-- START --
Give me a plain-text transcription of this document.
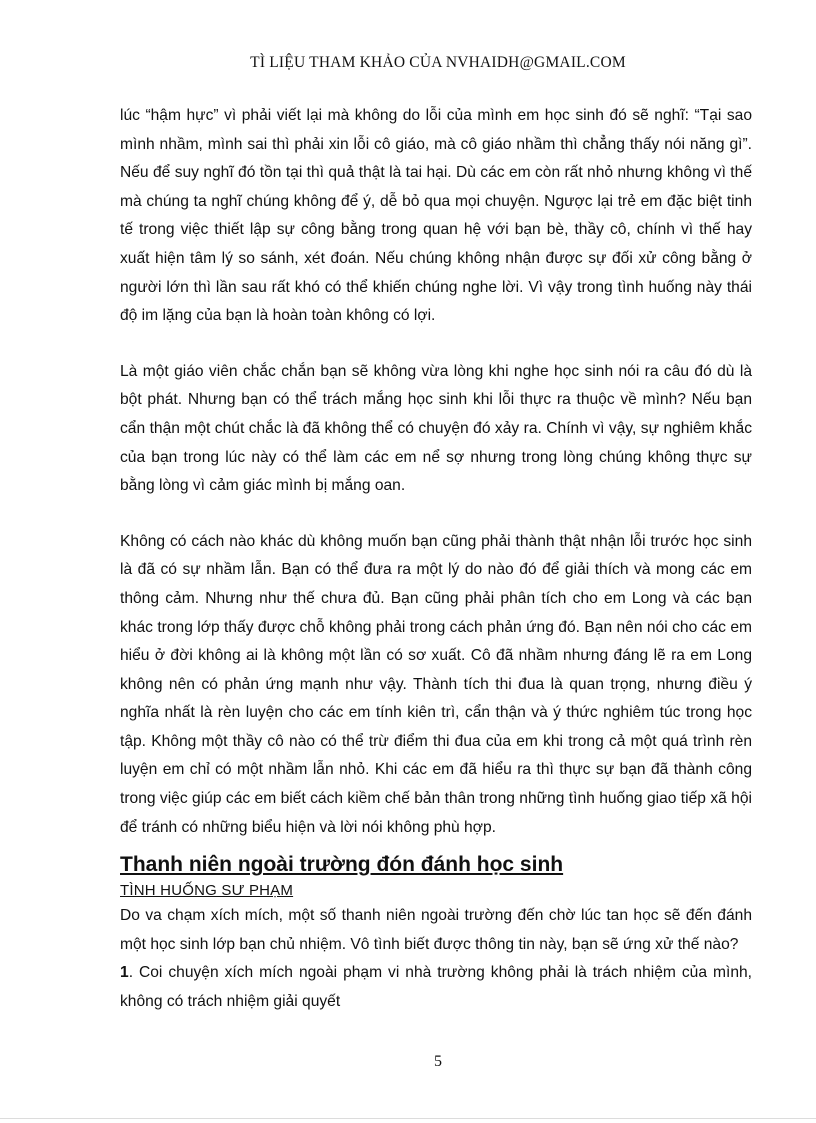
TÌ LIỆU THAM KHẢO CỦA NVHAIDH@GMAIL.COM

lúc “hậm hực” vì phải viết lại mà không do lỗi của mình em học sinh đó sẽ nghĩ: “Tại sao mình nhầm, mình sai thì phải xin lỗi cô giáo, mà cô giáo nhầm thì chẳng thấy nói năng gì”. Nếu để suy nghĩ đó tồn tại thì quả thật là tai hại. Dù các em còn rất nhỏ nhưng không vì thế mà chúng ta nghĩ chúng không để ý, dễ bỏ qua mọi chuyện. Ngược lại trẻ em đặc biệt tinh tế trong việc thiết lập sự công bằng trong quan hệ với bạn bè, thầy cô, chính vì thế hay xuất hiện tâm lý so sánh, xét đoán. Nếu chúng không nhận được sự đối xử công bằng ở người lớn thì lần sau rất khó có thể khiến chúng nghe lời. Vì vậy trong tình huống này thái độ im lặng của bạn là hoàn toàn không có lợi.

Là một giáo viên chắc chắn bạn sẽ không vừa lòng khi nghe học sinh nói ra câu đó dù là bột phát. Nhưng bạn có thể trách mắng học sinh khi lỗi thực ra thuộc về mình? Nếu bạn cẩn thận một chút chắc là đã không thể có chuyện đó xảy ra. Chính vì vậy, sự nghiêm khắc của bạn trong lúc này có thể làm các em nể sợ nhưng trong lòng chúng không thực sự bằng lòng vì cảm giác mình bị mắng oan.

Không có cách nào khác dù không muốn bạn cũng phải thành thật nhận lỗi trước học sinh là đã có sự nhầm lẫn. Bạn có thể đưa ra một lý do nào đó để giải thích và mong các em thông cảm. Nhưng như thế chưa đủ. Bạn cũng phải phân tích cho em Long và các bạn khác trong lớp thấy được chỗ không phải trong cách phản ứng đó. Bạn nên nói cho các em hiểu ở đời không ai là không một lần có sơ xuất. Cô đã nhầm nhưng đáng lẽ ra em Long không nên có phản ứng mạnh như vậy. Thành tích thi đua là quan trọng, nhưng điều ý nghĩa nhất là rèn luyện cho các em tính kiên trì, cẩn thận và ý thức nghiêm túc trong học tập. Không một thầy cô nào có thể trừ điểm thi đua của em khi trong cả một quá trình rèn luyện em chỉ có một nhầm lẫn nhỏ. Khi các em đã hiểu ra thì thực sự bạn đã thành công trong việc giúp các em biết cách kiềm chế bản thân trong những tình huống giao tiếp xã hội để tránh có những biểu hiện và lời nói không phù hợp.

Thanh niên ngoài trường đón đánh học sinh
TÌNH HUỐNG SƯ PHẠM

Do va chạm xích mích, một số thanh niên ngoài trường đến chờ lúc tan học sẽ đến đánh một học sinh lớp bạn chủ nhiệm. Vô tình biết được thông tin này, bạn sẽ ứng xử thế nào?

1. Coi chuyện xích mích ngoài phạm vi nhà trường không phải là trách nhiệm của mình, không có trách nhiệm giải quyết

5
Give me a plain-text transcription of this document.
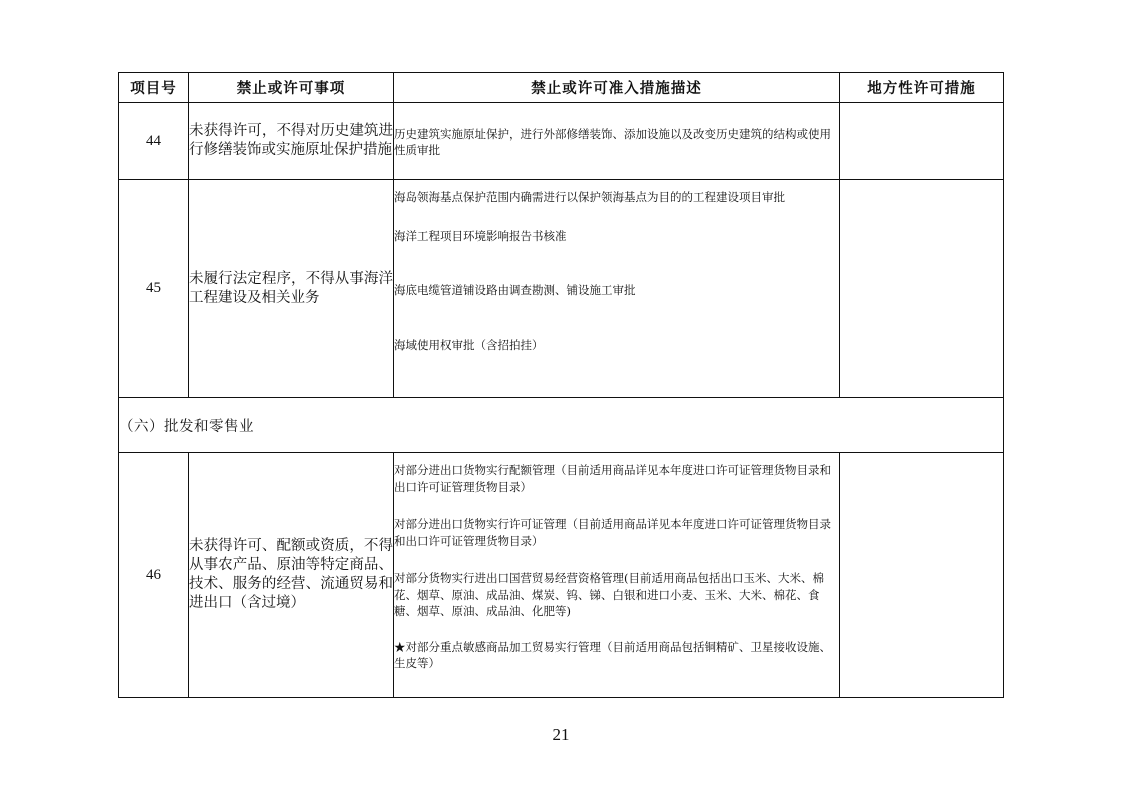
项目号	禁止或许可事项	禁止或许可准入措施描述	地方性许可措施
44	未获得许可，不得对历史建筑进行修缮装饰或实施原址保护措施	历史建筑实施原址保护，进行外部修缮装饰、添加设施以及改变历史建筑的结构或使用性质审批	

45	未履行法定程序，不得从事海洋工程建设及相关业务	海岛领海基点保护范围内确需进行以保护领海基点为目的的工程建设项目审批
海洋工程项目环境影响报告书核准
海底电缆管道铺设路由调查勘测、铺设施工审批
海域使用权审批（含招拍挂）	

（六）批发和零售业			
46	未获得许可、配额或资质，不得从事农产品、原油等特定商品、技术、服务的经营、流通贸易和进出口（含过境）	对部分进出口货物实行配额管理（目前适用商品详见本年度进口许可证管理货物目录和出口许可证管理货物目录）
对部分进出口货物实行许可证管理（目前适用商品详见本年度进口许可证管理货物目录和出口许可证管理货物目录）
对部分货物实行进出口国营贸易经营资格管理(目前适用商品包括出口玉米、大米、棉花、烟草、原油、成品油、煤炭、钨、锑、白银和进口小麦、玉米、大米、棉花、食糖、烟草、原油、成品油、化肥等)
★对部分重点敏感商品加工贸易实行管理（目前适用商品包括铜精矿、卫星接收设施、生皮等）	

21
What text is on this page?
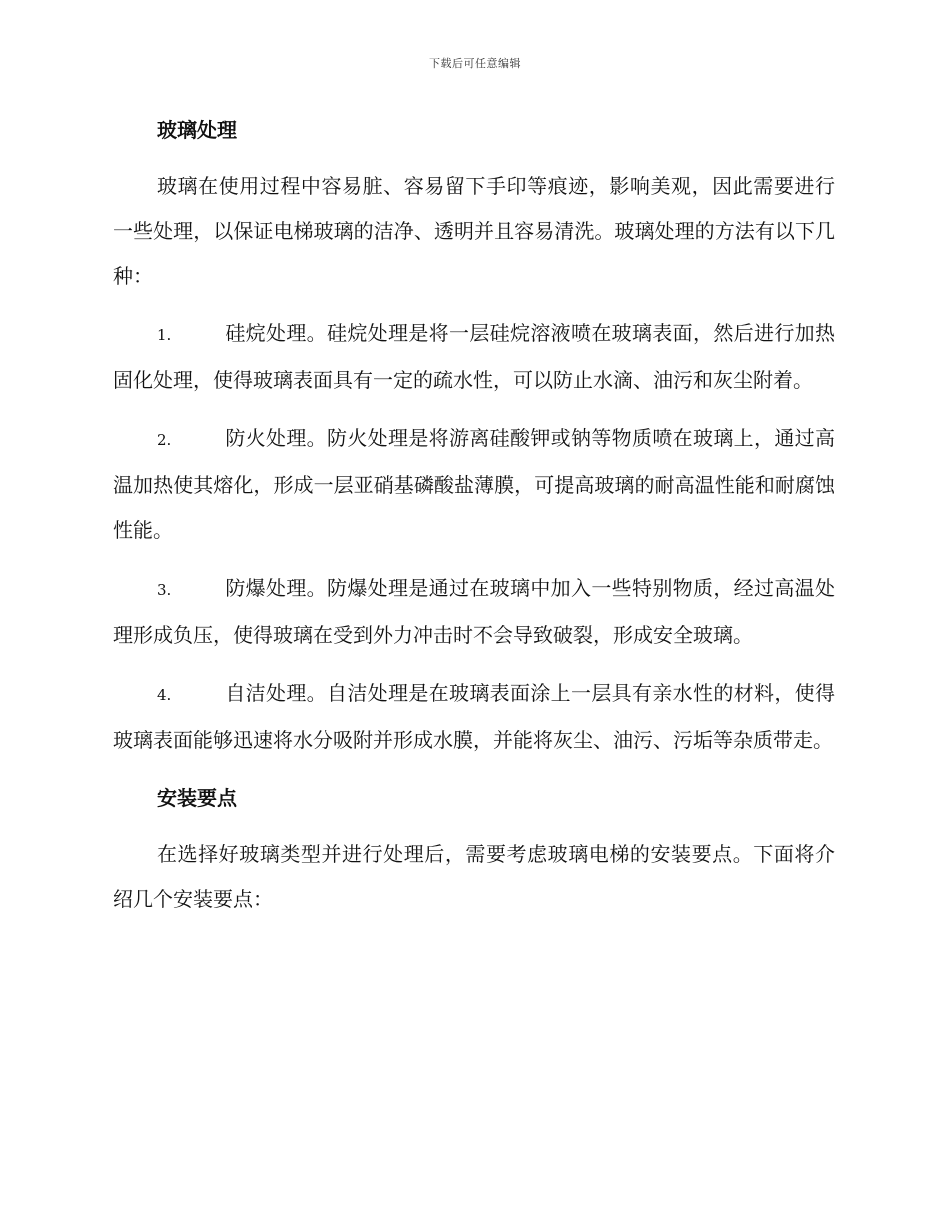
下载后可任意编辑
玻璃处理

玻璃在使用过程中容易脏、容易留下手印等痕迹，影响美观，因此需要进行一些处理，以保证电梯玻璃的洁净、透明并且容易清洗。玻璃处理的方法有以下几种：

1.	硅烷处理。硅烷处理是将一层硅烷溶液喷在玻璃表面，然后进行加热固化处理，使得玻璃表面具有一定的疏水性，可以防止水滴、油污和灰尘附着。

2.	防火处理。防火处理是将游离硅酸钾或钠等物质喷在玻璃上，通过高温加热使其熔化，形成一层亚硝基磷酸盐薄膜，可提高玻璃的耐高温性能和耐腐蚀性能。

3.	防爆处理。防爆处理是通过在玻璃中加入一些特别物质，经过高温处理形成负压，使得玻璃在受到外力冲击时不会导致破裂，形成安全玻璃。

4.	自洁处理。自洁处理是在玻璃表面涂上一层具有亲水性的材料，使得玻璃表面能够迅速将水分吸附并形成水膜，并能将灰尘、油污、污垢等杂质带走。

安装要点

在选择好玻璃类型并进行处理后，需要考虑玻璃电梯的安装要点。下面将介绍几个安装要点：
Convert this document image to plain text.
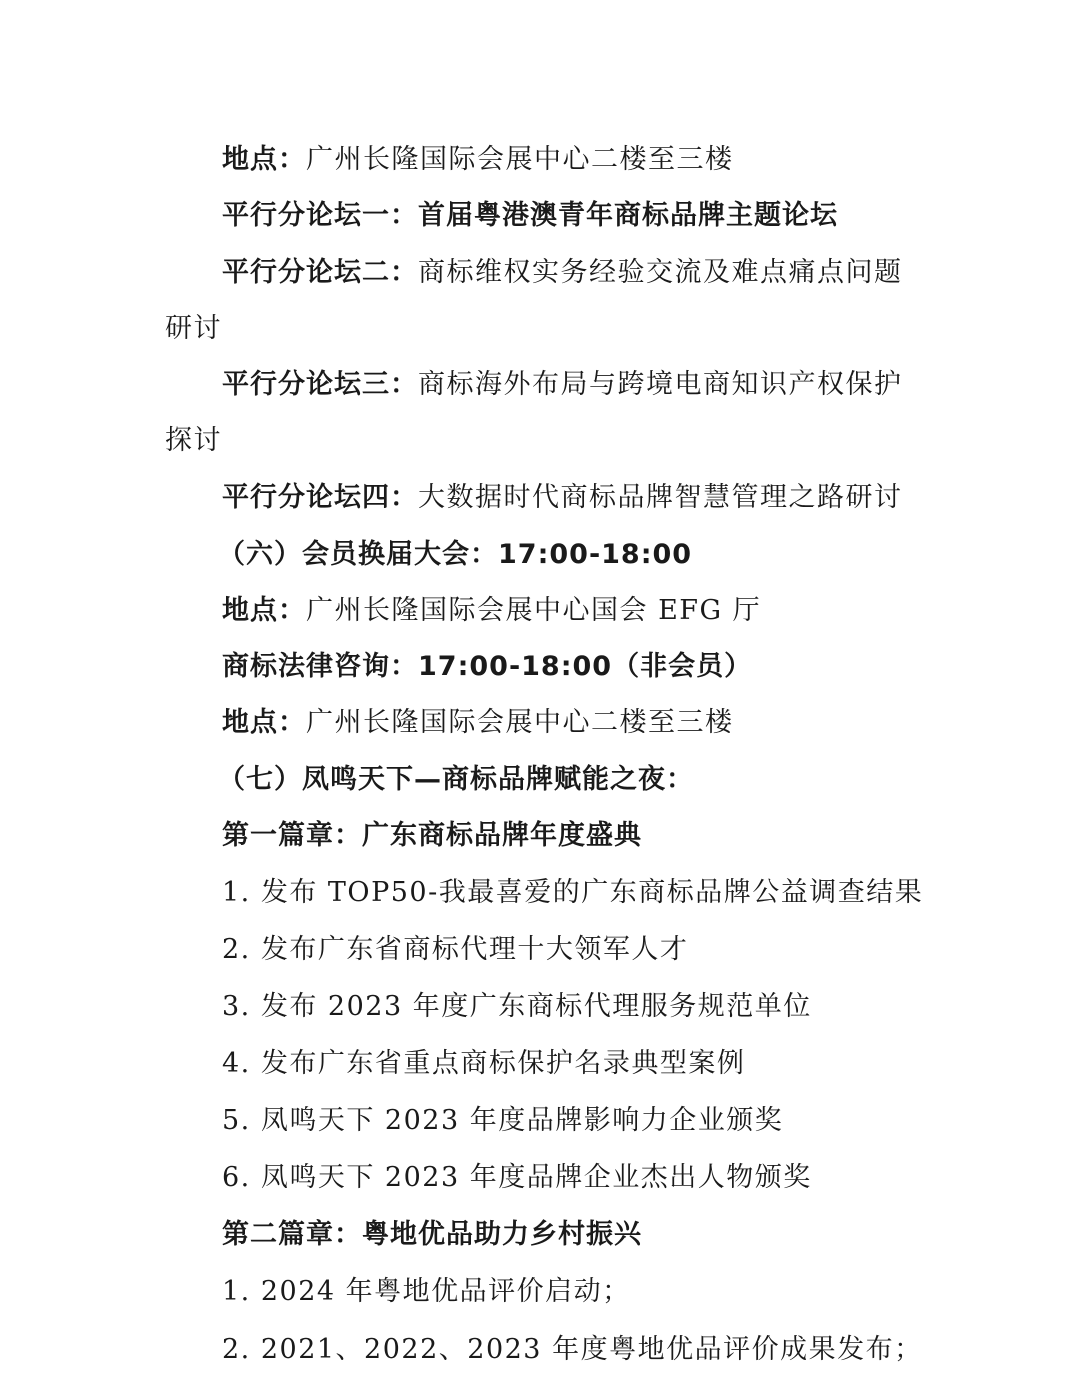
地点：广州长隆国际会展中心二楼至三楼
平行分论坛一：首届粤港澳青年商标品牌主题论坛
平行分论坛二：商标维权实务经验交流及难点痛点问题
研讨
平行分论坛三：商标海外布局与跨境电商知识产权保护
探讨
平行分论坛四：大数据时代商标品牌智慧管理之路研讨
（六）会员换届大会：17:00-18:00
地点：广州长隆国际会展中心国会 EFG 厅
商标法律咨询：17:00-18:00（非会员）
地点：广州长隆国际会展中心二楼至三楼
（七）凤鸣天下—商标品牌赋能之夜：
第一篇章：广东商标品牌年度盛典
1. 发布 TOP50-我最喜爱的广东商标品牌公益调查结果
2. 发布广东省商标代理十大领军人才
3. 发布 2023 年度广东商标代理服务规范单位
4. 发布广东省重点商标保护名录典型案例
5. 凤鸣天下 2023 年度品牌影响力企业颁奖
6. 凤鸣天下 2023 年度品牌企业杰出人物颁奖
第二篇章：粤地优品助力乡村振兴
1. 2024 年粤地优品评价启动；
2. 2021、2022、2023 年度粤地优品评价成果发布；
-- END --
Look over the listing. Pull out every line with the string "xích" in it.

TASK RESULT
Do va chạm xích mích, một số thanh niên ngoài trường đến chờ lúc tan học sẽ đến đánh một học sinh lớp bạn chủ nhiệm. Vô tình biết được thông tin này, bạn sẽ ứng xử thế nào?
1. Coi chuyện xích mích ngoài phạm vi nhà trường không phải là trách nhiệm của mình, không có trách nhiệm giải quyết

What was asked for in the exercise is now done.